#### [Estratto del documento]
^^^^^^^^^^^^^^^^

Per loro nessuno scende mai in piazza, nonostante la loro figura oggigiorno sia da  proteggere e da rivalutare come non è stato fatto fino ad ora. Perchè la figura dell’operatore socio assistenziale è necessaria alla luce dell’invecchiamento demografico ed il numero di anziani che aumenta e che ad una certa età, ha bisogno di figure professionali che si occupino di loro per imboccarli, per curarli come l’oss fa. Stesso discorso per la disabilità, con queste operatrici necessarie nelle scuole, dove cambiano i pannolini ai bambini, a volte ragazzi, non autosufficienti. Li aiutano nell’igiene personale e nelle esigenze quotidiane, a cui certi soggetti affetti da handicap non sanno fare fronte. L’oss, insomma, è una figura imprescindibile nel nostro sistema sanitario e non possiamo permetterci che manchi. Si fermerebbe il cuore pulsante dei servizi. Ma pagandola in modo da mortificarla, è chiaro che sarà costretta a lasciare la sua missione prima o poi.

^^^^^^^^^^^^^^^^

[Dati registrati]
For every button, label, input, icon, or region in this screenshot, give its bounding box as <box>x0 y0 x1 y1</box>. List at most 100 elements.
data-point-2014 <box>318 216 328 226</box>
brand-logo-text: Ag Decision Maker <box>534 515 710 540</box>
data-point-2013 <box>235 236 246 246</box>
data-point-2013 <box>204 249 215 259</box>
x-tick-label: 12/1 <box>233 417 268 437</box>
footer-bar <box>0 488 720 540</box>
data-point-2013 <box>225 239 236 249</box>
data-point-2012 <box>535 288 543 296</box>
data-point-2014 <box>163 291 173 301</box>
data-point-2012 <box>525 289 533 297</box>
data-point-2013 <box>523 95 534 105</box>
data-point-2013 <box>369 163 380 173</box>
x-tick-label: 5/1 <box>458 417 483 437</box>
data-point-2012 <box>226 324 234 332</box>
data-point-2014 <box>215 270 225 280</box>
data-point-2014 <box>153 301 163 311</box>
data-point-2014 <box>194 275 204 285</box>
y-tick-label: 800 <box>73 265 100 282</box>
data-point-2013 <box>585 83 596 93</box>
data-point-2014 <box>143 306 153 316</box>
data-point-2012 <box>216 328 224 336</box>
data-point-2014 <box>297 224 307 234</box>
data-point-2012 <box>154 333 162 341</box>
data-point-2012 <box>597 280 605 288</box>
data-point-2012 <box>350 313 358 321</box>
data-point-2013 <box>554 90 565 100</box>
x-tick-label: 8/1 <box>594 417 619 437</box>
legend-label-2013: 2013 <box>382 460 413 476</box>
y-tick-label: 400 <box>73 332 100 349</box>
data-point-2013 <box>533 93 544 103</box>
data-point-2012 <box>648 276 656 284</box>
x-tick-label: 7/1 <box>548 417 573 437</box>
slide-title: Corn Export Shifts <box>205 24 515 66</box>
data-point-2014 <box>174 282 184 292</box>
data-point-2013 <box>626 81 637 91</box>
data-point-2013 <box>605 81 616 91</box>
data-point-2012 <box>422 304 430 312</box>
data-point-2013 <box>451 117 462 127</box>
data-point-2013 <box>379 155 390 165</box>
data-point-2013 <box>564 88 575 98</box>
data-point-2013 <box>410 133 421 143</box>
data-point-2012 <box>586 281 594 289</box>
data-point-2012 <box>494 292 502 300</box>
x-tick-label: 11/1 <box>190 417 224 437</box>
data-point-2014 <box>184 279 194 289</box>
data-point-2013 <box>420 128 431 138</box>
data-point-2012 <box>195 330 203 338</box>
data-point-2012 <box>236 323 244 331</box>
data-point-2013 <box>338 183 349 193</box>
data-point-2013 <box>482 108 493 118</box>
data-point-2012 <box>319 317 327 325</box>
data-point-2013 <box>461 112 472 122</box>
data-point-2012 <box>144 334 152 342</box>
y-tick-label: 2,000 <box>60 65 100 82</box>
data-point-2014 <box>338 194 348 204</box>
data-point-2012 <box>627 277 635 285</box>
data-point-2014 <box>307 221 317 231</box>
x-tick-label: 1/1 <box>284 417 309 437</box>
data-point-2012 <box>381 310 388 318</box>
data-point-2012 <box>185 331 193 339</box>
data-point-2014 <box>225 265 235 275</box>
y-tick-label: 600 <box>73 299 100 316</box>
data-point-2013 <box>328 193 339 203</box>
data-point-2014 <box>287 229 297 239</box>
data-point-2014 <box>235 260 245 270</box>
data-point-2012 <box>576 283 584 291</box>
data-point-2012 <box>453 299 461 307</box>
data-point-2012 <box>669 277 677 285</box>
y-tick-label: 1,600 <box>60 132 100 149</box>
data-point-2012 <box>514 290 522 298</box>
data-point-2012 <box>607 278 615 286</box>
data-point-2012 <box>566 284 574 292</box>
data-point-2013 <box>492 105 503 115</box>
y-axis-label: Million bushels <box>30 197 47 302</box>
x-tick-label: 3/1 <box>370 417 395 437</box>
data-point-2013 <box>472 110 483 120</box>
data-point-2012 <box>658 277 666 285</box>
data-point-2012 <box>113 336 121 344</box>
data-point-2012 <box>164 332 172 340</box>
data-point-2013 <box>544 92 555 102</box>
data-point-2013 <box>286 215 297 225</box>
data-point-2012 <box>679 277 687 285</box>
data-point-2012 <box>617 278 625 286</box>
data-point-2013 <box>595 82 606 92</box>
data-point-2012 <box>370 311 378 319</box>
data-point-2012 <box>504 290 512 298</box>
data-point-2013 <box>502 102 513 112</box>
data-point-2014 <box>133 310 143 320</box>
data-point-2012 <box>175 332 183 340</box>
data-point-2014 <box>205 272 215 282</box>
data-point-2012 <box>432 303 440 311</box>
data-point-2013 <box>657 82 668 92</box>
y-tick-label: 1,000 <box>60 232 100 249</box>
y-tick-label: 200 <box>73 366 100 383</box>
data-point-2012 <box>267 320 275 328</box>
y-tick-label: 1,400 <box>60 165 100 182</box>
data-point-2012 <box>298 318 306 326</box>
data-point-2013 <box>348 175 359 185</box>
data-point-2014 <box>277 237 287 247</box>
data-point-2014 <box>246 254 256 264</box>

^^^^^^^^^^^^^^^^

#### [Obiettivo del compito]
Secondo l'estratto del documento, in quale luogo sono necessarie le operatrici che assistono le persone con disabilità?

#### [Risposta al compito]
Nelle scuole.